> Set task
Select all lines holding the word "title" from the entries that follow.
— START OF Data for the task —
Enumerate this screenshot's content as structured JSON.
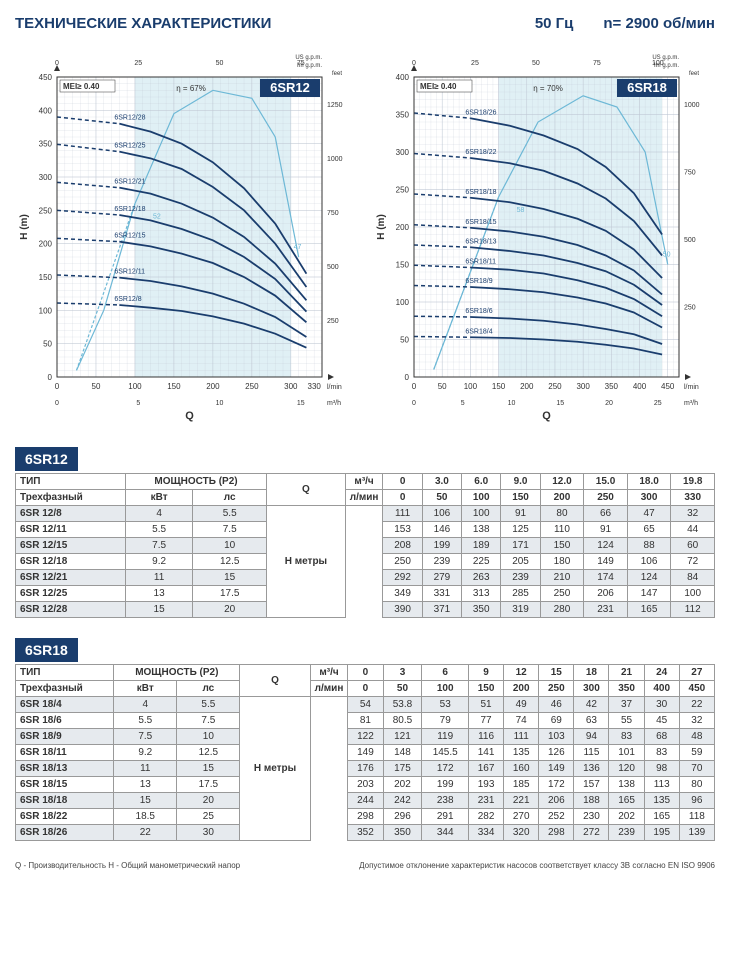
{
  "header": {
    "title": "ТЕХНИЧЕСКИЕ ХАРАКТЕРИСТИКИ",
    "freq": "50 Гц",
    "rpm": "n= 2900 об/мин"
  },
  "chart_colors": {
    "line": "#1a3d6d",
    "grid": "#bfc8d4",
    "band": "#c7e4ec",
    "eff": "#6db8d6",
    "text": "#1a3d6d",
    "badge_bg": "#1a3d6d",
    "badge_fg": "#ffffff"
  },
  "chart1": {
    "badge": "6SR12",
    "mei": "MEI≥ 0.40",
    "eff_label": "η = 67%",
    "eff_start": "52",
    "eff_end": "47",
    "xlabel": "Q",
    "ylabel": "H (m)",
    "x_top_us": "US g.p.m.",
    "x_top_im": "Im g.p.m.",
    "y_right": "feet",
    "x_bot_unit": "l/min",
    "x_bot_unit2": "m³/h",
    "x_max": 340,
    "y_max": 450,
    "x_ticks": [
      0,
      50,
      100,
      150,
      200,
      250,
      300
    ],
    "x_tick_extra": 330,
    "y_ticks": [
      0,
      50,
      100,
      150,
      200,
      250,
      300,
      350,
      400,
      450
    ],
    "x_top_ticks": [
      0,
      25,
      50,
      75
    ],
    "y_right_ticks": [
      250,
      500,
      750,
      1000,
      1250
    ],
    "m3h_ticks": [
      0,
      5,
      10,
      15
    ],
    "band_x1": 100,
    "band_x2": 300,
    "curves": [
      {
        "label": "6SR12/28",
        "y0": 390,
        "pts": [
          [
            80,
            380
          ],
          [
            120,
            368
          ],
          [
            160,
            350
          ],
          [
            200,
            322
          ],
          [
            240,
            283
          ],
          [
            280,
            230
          ],
          [
            320,
            155
          ]
        ]
      },
      {
        "label": "6SR12/25",
        "y0": 349,
        "pts": [
          [
            80,
            338
          ],
          [
            120,
            328
          ],
          [
            160,
            312
          ],
          [
            200,
            285
          ],
          [
            240,
            250
          ],
          [
            280,
            200
          ],
          [
            320,
            135
          ]
        ]
      },
      {
        "label": "6SR12/21",
        "y0": 292,
        "pts": [
          [
            80,
            284
          ],
          [
            120,
            275
          ],
          [
            160,
            260
          ],
          [
            200,
            239
          ],
          [
            240,
            210
          ],
          [
            280,
            170
          ],
          [
            320,
            115
          ]
        ]
      },
      {
        "label": "6SR12/18",
        "y0": 250,
        "pts": [
          [
            80,
            243
          ],
          [
            120,
            235
          ],
          [
            160,
            222
          ],
          [
            200,
            205
          ],
          [
            240,
            180
          ],
          [
            280,
            147
          ],
          [
            320,
            98
          ]
        ]
      },
      {
        "label": "6SR12/15",
        "y0": 208,
        "pts": [
          [
            80,
            203
          ],
          [
            120,
            196
          ],
          [
            160,
            185
          ],
          [
            200,
            171
          ],
          [
            240,
            150
          ],
          [
            280,
            122
          ],
          [
            320,
            82
          ]
        ]
      },
      {
        "label": "6SR12/11",
        "y0": 153,
        "pts": [
          [
            80,
            149
          ],
          [
            120,
            144
          ],
          [
            160,
            136
          ],
          [
            200,
            125
          ],
          [
            240,
            110
          ],
          [
            280,
            90
          ],
          [
            320,
            60
          ]
        ]
      },
      {
        "label": "6SR12/8",
        "y0": 111,
        "pts": [
          [
            80,
            108
          ],
          [
            120,
            104
          ],
          [
            160,
            99
          ],
          [
            200,
            91
          ],
          [
            240,
            80
          ],
          [
            280,
            65
          ],
          [
            320,
            44
          ]
        ]
      }
    ],
    "eff_curve": [
      [
        25,
        10
      ],
      [
        60,
        100
      ],
      [
        100,
        260
      ],
      [
        150,
        395
      ],
      [
        200,
        430
      ],
      [
        250,
        418
      ],
      [
        280,
        360
      ],
      [
        310,
        180
      ]
    ]
  },
  "chart2": {
    "badge": "6SR18",
    "mei": "MEI≥ 0.40",
    "eff_label": "η = 70%",
    "eff_start": "58",
    "eff_end": "50",
    "xlabel": "Q",
    "ylabel": "H (m)",
    "x_top_us": "US g.p.m.",
    "x_top_im": "Im g.p.m.",
    "y_right": "feet",
    "x_bot_unit": "l/min",
    "x_bot_unit2": "m³/h",
    "x_max": 470,
    "y_max": 400,
    "x_ticks": [
      0,
      50,
      100,
      150,
      200,
      250,
      300,
      350,
      400,
      450
    ],
    "y_ticks": [
      0,
      50,
      100,
      150,
      200,
      250,
      300,
      350,
      400
    ],
    "x_top_ticks": [
      0,
      25,
      50,
      75,
      100
    ],
    "y_right_ticks": [
      250,
      500,
      750,
      1000
    ],
    "m3h_ticks": [
      0,
      5,
      10,
      15,
      20,
      25
    ],
    "band_x1": 150,
    "band_x2": 440,
    "curves": [
      {
        "label": "6SR18/26",
        "y0": 352,
        "pts": [
          [
            100,
            345
          ],
          [
            170,
            335
          ],
          [
            230,
            322
          ],
          [
            290,
            304
          ],
          [
            340,
            280
          ],
          [
            390,
            245
          ],
          [
            440,
            190
          ]
        ]
      },
      {
        "label": "6SR18/22",
        "y0": 298,
        "pts": [
          [
            100,
            292
          ],
          [
            170,
            285
          ],
          [
            230,
            275
          ],
          [
            290,
            258
          ],
          [
            340,
            238
          ],
          [
            390,
            208
          ],
          [
            440,
            162
          ]
        ]
      },
      {
        "label": "6SR18/18",
        "y0": 244,
        "pts": [
          [
            100,
            239
          ],
          [
            170,
            233
          ],
          [
            230,
            224
          ],
          [
            290,
            211
          ],
          [
            340,
            195
          ],
          [
            390,
            170
          ],
          [
            440,
            132
          ]
        ]
      },
      {
        "label": "6SR18/15",
        "y0": 203,
        "pts": [
          [
            100,
            199
          ],
          [
            170,
            194
          ],
          [
            230,
            187
          ],
          [
            290,
            176
          ],
          [
            340,
            162
          ],
          [
            390,
            142
          ],
          [
            440,
            110
          ]
        ]
      },
      {
        "label": "6SR18/13",
        "y0": 176,
        "pts": [
          [
            100,
            173
          ],
          [
            170,
            168
          ],
          [
            230,
            162
          ],
          [
            290,
            152
          ],
          [
            340,
            141
          ],
          [
            390,
            123
          ],
          [
            440,
            96
          ]
        ]
      },
      {
        "label": "6SR18/11",
        "y0": 149,
        "pts": [
          [
            100,
            146
          ],
          [
            170,
            143
          ],
          [
            230,
            138
          ],
          [
            290,
            129
          ],
          [
            340,
            119
          ],
          [
            390,
            104
          ],
          [
            440,
            81
          ]
        ]
      },
      {
        "label": "6SR18/9",
        "y0": 122,
        "pts": [
          [
            100,
            120
          ],
          [
            170,
            117
          ],
          [
            230,
            113
          ],
          [
            290,
            106
          ],
          [
            340,
            98
          ],
          [
            390,
            86
          ],
          [
            440,
            66
          ]
        ]
      },
      {
        "label": "6SR18/6",
        "y0": 81,
        "pts": [
          [
            100,
            80
          ],
          [
            170,
            78
          ],
          [
            230,
            75
          ],
          [
            290,
            70
          ],
          [
            340,
            64
          ],
          [
            390,
            57
          ],
          [
            440,
            44
          ]
        ]
      },
      {
        "label": "6SR18/4",
        "y0": 54,
        "pts": [
          [
            100,
            53
          ],
          [
            170,
            52
          ],
          [
            230,
            50
          ],
          [
            290,
            47
          ],
          [
            340,
            43
          ],
          [
            390,
            38
          ],
          [
            440,
            30
          ]
        ]
      }
    ],
    "eff_curve": [
      [
        35,
        10
      ],
      [
        80,
        100
      ],
      [
        150,
        240
      ],
      [
        220,
        340
      ],
      [
        300,
        375
      ],
      [
        360,
        360
      ],
      [
        410,
        300
      ],
      [
        450,
        150
      ]
    ]
  },
  "tbl1": {
    "title": "6SR12",
    "head_type": "ТИП",
    "head_power": "МОЩНОСТЬ (P2)",
    "head_subtype": "Трехфазный",
    "head_kw": "кВт",
    "head_hp": "лс",
    "head_q": "Q",
    "head_m3h": "м³/ч",
    "head_lmin": "л/мин",
    "head_hm": "H метры",
    "q_m3h": [
      "0",
      "3.0",
      "6.0",
      "9.0",
      "12.0",
      "15.0",
      "18.0",
      "19.8"
    ],
    "q_lmin": [
      "0",
      "50",
      "100",
      "150",
      "200",
      "250",
      "300",
      "330"
    ],
    "rows": [
      {
        "m": "6SR 12/8",
        "kw": "4",
        "hp": "5.5",
        "v": [
          111,
          106,
          100,
          91,
          80,
          66,
          47,
          32
        ]
      },
      {
        "m": "6SR 12/11",
        "kw": "5.5",
        "hp": "7.5",
        "v": [
          153,
          146,
          138,
          125,
          110,
          91,
          65,
          44
        ]
      },
      {
        "m": "6SR 12/15",
        "kw": "7.5",
        "hp": "10",
        "v": [
          208,
          199,
          189,
          171,
          150,
          124,
          88,
          60
        ]
      },
      {
        "m": "6SR 12/18",
        "kw": "9.2",
        "hp": "12.5",
        "v": [
          250,
          239,
          225,
          205,
          180,
          149,
          106,
          72
        ]
      },
      {
        "m": "6SR 12/21",
        "kw": "11",
        "hp": "15",
        "v": [
          292,
          279,
          263,
          239,
          210,
          174,
          124,
          84
        ]
      },
      {
        "m": "6SR 12/25",
        "kw": "13",
        "hp": "17.5",
        "v": [
          349,
          331,
          313,
          285,
          250,
          206,
          147,
          100
        ]
      },
      {
        "m": "6SR 12/28",
        "kw": "15",
        "hp": "20",
        "v": [
          390,
          371,
          350,
          319,
          280,
          231,
          165,
          112
        ]
      }
    ]
  },
  "tbl2": {
    "title": "6SR18",
    "head_type": "ТИП",
    "head_power": "МОЩНОСТЬ (P2)",
    "head_subtype": "Трехфазный",
    "head_kw": "кВт",
    "head_hp": "лс",
    "head_q": "Q",
    "head_m3h": "м³/ч",
    "head_lmin": "л/мин",
    "head_hm": "H метры",
    "q_m3h": [
      "0",
      "3",
      "6",
      "9",
      "12",
      "15",
      "18",
      "21",
      "24",
      "27"
    ],
    "q_lmin": [
      "0",
      "50",
      "100",
      "150",
      "200",
      "250",
      "300",
      "350",
      "400",
      "450"
    ],
    "rows": [
      {
        "m": "6SR 18/4",
        "kw": "4",
        "hp": "5.5",
        "v": [
          54,
          53.8,
          53,
          51,
          49,
          46,
          42,
          37,
          30,
          22
        ]
      },
      {
        "m": "6SR 18/6",
        "kw": "5.5",
        "hp": "7.5",
        "v": [
          81,
          80.5,
          79,
          77,
          74,
          69,
          63,
          55,
          45,
          32
        ]
      },
      {
        "m": "6SR 18/9",
        "kw": "7.5",
        "hp": "10",
        "v": [
          122,
          121,
          119,
          116,
          111,
          103,
          94,
          83,
          68,
          48
        ]
      },
      {
        "m": "6SR 18/11",
        "kw": "9.2",
        "hp": "12.5",
        "v": [
          149,
          148,
          145.5,
          141,
          135,
          126,
          115,
          101,
          83,
          59
        ]
      },
      {
        "m": "6SR 18/13",
        "kw": "11",
        "hp": "15",
        "v": [
          176,
          175,
          172,
          167,
          160,
          149,
          136,
          120,
          98,
          70
        ]
      },
      {
        "m": "6SR 18/15",
        "kw": "13",
        "hp": "17.5",
        "v": [
          203,
          202,
          199,
          193,
          185,
          172,
          157,
          138,
          113,
          80
        ]
      },
      {
        "m": "6SR 18/18",
        "kw": "15",
        "hp": "20",
        "v": [
          244,
          242,
          238,
          231,
          221,
          206,
          188,
          165,
          135,
          96
        ]
      },
      {
        "m": "6SR 18/22",
        "kw": "18.5",
        "hp": "25",
        "v": [
          298,
          296,
          291,
          282,
          270,
          252,
          230,
          202,
          165,
          118
        ]
      },
      {
        "m": "6SR 18/26",
        "kw": "22",
        "hp": "30",
        "v": [
          352,
          350,
          344,
          334,
          320,
          298,
          272,
          239,
          195,
          139
        ]
      }
    ]
  },
  "foot": {
    "left": "Q - Производительность   H - Общий манометрический напор",
    "right": "Допустимое отклонение характеристик насосов соответствует классу 3В согласно EN ISO 9906"
  }
}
— END OF Data for the task —
> Expected output
    "title": "ТЕХНИЧЕСКИЕ ХАРАКТЕРИСТИКИ",
    "title": "6SR12",
    "title": "6SR18",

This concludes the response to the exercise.